**Directions for this task**
Reproduce all the lines exactly as they stand, apart from the pictures.

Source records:

= = = = =

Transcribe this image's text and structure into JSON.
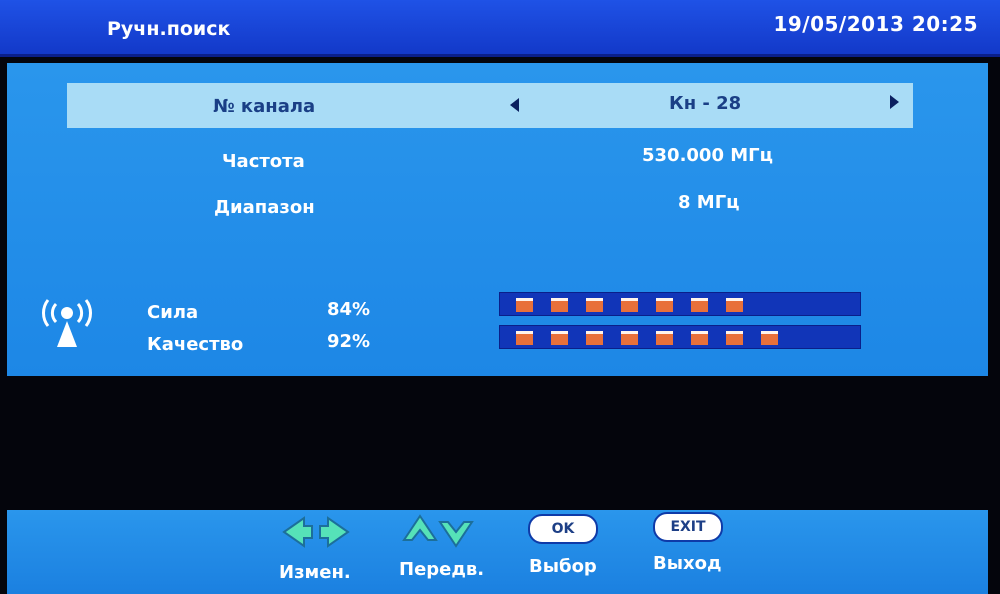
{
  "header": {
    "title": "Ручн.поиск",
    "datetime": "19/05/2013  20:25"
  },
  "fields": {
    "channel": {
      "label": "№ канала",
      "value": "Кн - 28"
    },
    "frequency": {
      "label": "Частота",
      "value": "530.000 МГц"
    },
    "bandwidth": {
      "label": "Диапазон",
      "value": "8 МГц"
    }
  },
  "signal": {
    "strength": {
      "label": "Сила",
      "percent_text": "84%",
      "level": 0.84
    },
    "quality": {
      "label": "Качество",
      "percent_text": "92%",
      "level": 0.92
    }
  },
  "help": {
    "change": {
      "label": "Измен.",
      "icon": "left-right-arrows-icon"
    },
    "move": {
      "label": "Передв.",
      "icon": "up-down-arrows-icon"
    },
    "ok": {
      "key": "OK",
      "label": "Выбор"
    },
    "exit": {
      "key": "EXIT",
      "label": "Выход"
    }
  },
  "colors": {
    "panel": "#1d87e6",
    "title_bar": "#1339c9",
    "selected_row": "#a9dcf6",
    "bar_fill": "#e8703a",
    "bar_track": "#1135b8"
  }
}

= = = = =

**Response for this exercise**
Transcribe this image's text and structure into JSON.
{
  "header": {
    "title": "Ручн.поиск",
    "datetime": "19/05/2013  20:25"
  },
  "fields": {
    "channel": {
      "label": "№ канала",
      "value": "Кн - 28"
    },
    "frequency": {
      "label": "Частота",
      "value": "530.000 МГц"
    },
    "bandwidth": {
      "label": "Диапазон",
      "value": "8 МГц"
    }
  },
  "signal": {
    "strength": {
      "label": "Сила",
      "percent_text": "84%",
      "level": 0.84
    },
    "quality": {
      "label": "Качество",
      "percent_text": "92%",
      "level": 0.92
    }
  },
  "help": {
    "change": {
      "label": "Измен.",
      "icon": "left-right-arrows-icon"
    },
    "move": {
      "label": "Передв.",
      "icon": "up-down-arrows-icon"
    },
    "ok": {
      "key": "OK",
      "label": "Выбор"
    },
    "exit": {
      "key": "EXIT",
      "label": "Выход"
    }
  },
  "colors": {
    "panel": "#1d87e6",
    "title_bar": "#1339c9",
    "selected_row": "#a9dcf6",
    "bar_fill": "#e8703a",
    "bar_track": "#1135b8"
  }
}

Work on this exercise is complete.